Stored data
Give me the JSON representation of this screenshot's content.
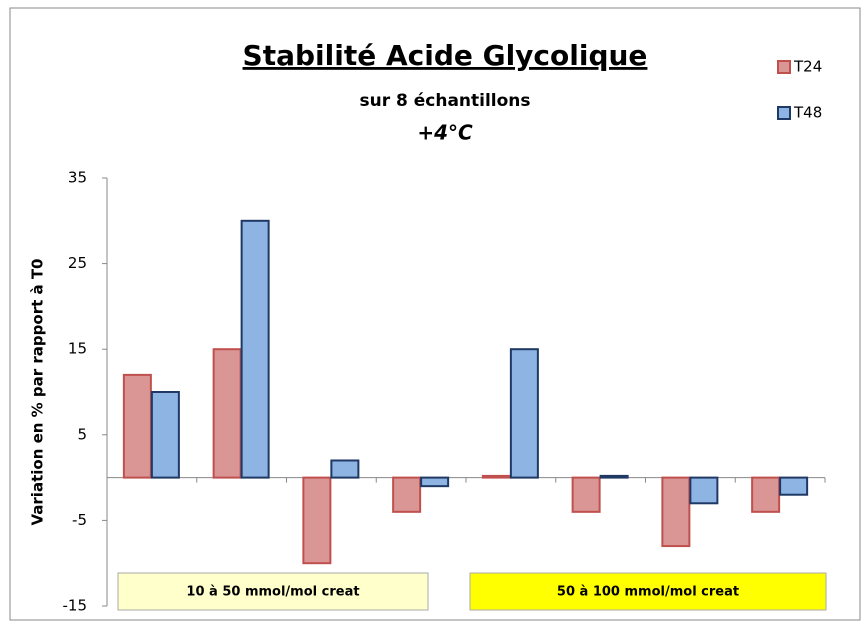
{
  "chart_data": {
    "type": "bar",
    "title": "Stabilité Acide Glycolique",
    "subtitles": [
      "sur 8 échantillons",
      "+4°C"
    ],
    "y_label": "Variation en % par rapport à T0",
    "categories": [
      null,
      null,
      null,
      null,
      null,
      null,
      null,
      null
    ],
    "series": [
      {
        "name": "T24",
        "color": "#d99694",
        "edge": "#c0504d",
        "values": [
          12,
          15,
          -10,
          -4,
          0.2,
          -4,
          -8,
          -4
        ]
      },
      {
        "name": "T48",
        "color": "#8eb4e3",
        "edge": "#1f3864",
        "values": [
          10,
          30,
          2,
          -1,
          15,
          0.2,
          -3,
          -2
        ]
      }
    ],
    "ylim": [
      -15,
      35
    ],
    "yticks": [
      -15,
      -5,
      5,
      15,
      25,
      35
    ],
    "annotations": [
      {
        "text": "10 à 50 mmol/mol creat",
        "color": "#ffffcc"
      },
      {
        "text": "50 à 100 mmol/mol creat",
        "color": "#ffff00"
      }
    ],
    "legend": "top-right"
  }
}
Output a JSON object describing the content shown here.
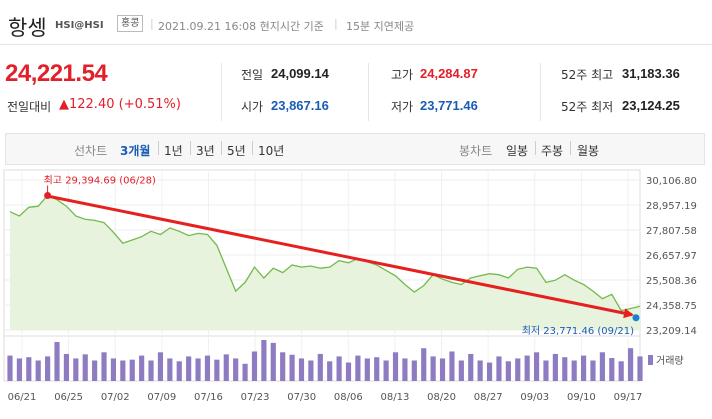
{
  "header": {
    "title": "항셍",
    "code": "HSI@HSI",
    "country": "홍콩",
    "datetime": "2021.09.21 16:08 현지시간 기준",
    "delay": "15분 지연제공"
  },
  "quote": {
    "price": "24,221.54",
    "change_label": "전일대비",
    "change_value": "▲122.40 (+0.51%)",
    "up_color": "#e2202a",
    "down_color": "#1a5db5"
  },
  "stats": [
    {
      "label": "전일",
      "value": "24,099.14",
      "tone": "default"
    },
    {
      "label": "고가",
      "value": "24,284.87",
      "tone": "up"
    },
    {
      "label": "52주 최고",
      "value": "31,183.36",
      "tone": "default"
    },
    {
      "label": "시가",
      "value": "23,867.16",
      "tone": "down"
    },
    {
      "label": "저가",
      "value": "23,771.46",
      "tone": "down"
    },
    {
      "label": "52주 최저",
      "value": "23,124.25",
      "tone": "default"
    }
  ],
  "period_bar": {
    "line_label": "선차트",
    "line_periods": [
      "3개월",
      "1년",
      "3년",
      "5년",
      "10년"
    ],
    "active_period": "3개월",
    "candle_label": "봉차트",
    "candle_periods": [
      "일봉",
      "주봉",
      "월봉"
    ]
  },
  "chart_data": {
    "type": "area",
    "x_ticks": [
      "06/21",
      "06/25",
      "07/02",
      "07/09",
      "07/16",
      "07/23",
      "07/30",
      "08/06",
      "08/13",
      "08/20",
      "08/27",
      "09/03",
      "09/10",
      "09/17"
    ],
    "y_ticks": [
      "30,106.80",
      "28,957.19",
      "27,807.58",
      "26,657.97",
      "25,508.36",
      "24,358.75",
      "23,209.14"
    ],
    "ylim": [
      23209.14,
      30106.8
    ],
    "values": [
      28650,
      28450,
      28850,
      28900,
      29395,
      29200,
      28900,
      28450,
      28300,
      28250,
      28150,
      27700,
      27200,
      27350,
      27500,
      27750,
      27600,
      27900,
      27750,
      27550,
      27650,
      27600,
      27100,
      26050,
      25000,
      25400,
      26100,
      25600,
      26050,
      25850,
      26200,
      26100,
      26150,
      26050,
      26100,
      26400,
      26300,
      26500,
      26350,
      26200,
      25950,
      25700,
      25300,
      24950,
      25250,
      25750,
      25550,
      25400,
      25300,
      25600,
      25700,
      25800,
      25750,
      25600,
      26000,
      26100,
      26050,
      25400,
      25500,
      25750,
      25500,
      25300,
      25000,
      24650,
      24850,
      24100,
      24200,
      24300
    ],
    "high_label": "최고 29,394.69 (06/28)",
    "low_label": "최저 23,771.46 (09/21)",
    "volume_label": "거래량",
    "volume": [
      0.62,
      0.55,
      0.58,
      0.5,
      0.6,
      0.95,
      0.66,
      0.55,
      0.65,
      0.5,
      0.7,
      0.55,
      0.5,
      0.52,
      0.62,
      0.5,
      0.7,
      0.55,
      0.48,
      0.6,
      0.55,
      0.62,
      0.52,
      0.65,
      0.55,
      0.42,
      0.72,
      1.0,
      0.93,
      0.7,
      0.64,
      0.55,
      0.5,
      0.66,
      0.48,
      0.6,
      0.45,
      0.62,
      0.55,
      0.58,
      0.5,
      0.7,
      0.55,
      0.5,
      0.8,
      0.6,
      0.55,
      0.72,
      0.5,
      0.66,
      0.5,
      0.45,
      0.6,
      0.48,
      0.55,
      0.62,
      0.7,
      0.5,
      0.66,
      0.58,
      0.5,
      0.62,
      0.5,
      0.7,
      0.56,
      0.48,
      0.8,
      0.6
    ],
    "line_color": "#74b94e",
    "fill_color": "#e7f3dc",
    "volume_color": "#8e7bc2",
    "trend_arrow_color": "#e62020"
  }
}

Task directions
Give the number of lines containing the word "JSON". No other answer is needed.

In response
2